### THE REQUEST
Retype the lines of each of the following records with no changes, and leave the pictures out.

Dataset items
##############################
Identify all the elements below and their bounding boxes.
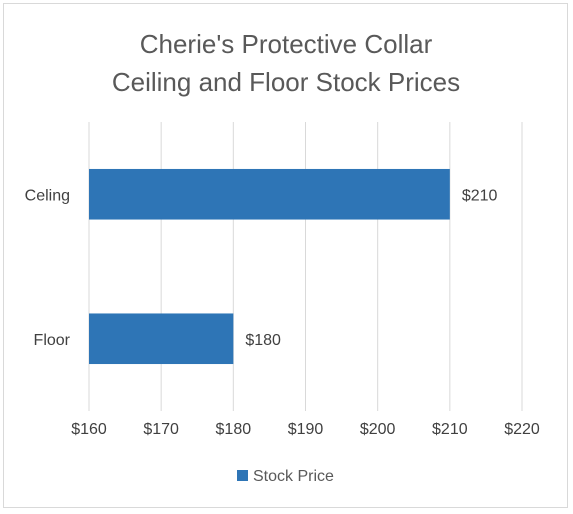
- chart-title-line-2: Ceiling and Floor Stock Prices: [112, 67, 460, 97]
- x-tick-label: $220: [504, 421, 540, 438]
- x-tick-label: $160: [71, 421, 107, 438]
- chart-frame: Cherie's Protective Collar Ceiling and F…: [3, 3, 568, 508]
- bar: [89, 168, 450, 220]
- x-tick-label: $200: [360, 421, 396, 438]
- bar: [89, 313, 234, 365]
- x-tick-labels: $160 $170 $180 $190 $200 $210 $220: [71, 421, 540, 438]
- legend: Stock Price: [237, 468, 334, 485]
- legend-swatch: [237, 470, 248, 481]
- data-labels: $210 $180: [245, 187, 497, 349]
- chart-title-line-1: Cherie's Protective Collar: [140, 29, 433, 59]
- category-label: Celing: [25, 187, 70, 204]
- category-labels: Celing Floor: [25, 187, 71, 349]
- data-label: $180: [245, 332, 281, 349]
- chart-svg: Cherie's Protective Collar Ceiling and F…: [25, 29, 540, 485]
- x-tick-label: $210: [432, 421, 468, 438]
- x-tick-label: $170: [143, 421, 179, 438]
- data-label: $210: [462, 187, 498, 204]
- legend-label: Stock Price: [253, 468, 334, 485]
- x-tick-label: $190: [288, 421, 324, 438]
- category-label: Floor: [34, 332, 71, 349]
- x-tick-label: $180: [216, 421, 252, 438]
- bars: [89, 168, 450, 365]
- gridlines: [88, 122, 523, 411]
##############################
### CORRECT OUTPUT
Identify all the elements below and their bounding boxes.
- chart-title-line-2: Ceiling and Floor Stock Prices: [112, 67, 460, 97]
- x-tick-label: $220: [504, 421, 540, 438]
- x-tick-label: $160: [71, 421, 107, 438]
- chart-frame: Cherie's Protective Collar Ceiling and F…: [3, 3, 568, 508]
- bar: [89, 168, 450, 220]
- x-tick-label: $200: [360, 421, 396, 438]
- bar: [89, 313, 234, 365]
- x-tick-labels: $160 $170 $180 $190 $200 $210 $220: [71, 421, 540, 438]
- legend: Stock Price: [237, 468, 334, 485]
- legend-swatch: [237, 470, 248, 481]
- data-labels: $210 $180: [245, 187, 497, 349]
- chart-title-line-1: Cherie's Protective Collar: [140, 29, 433, 59]
- category-label: Celing: [25, 187, 70, 204]
- category-labels: Celing Floor: [25, 187, 71, 349]
- data-label: $180: [245, 332, 281, 349]
- chart-svg: Cherie's Protective Collar Ceiling and F…: [25, 29, 540, 485]
- x-tick-label: $210: [432, 421, 468, 438]
- x-tick-label: $170: [143, 421, 179, 438]
- data-label: $210: [462, 187, 498, 204]
- legend-label: Stock Price: [253, 468, 334, 485]
- x-tick-label: $190: [288, 421, 324, 438]
- category-label: Floor: [34, 332, 71, 349]
- x-tick-label: $180: [216, 421, 252, 438]
- bars: [89, 168, 450, 365]
- gridlines: [88, 122, 523, 411]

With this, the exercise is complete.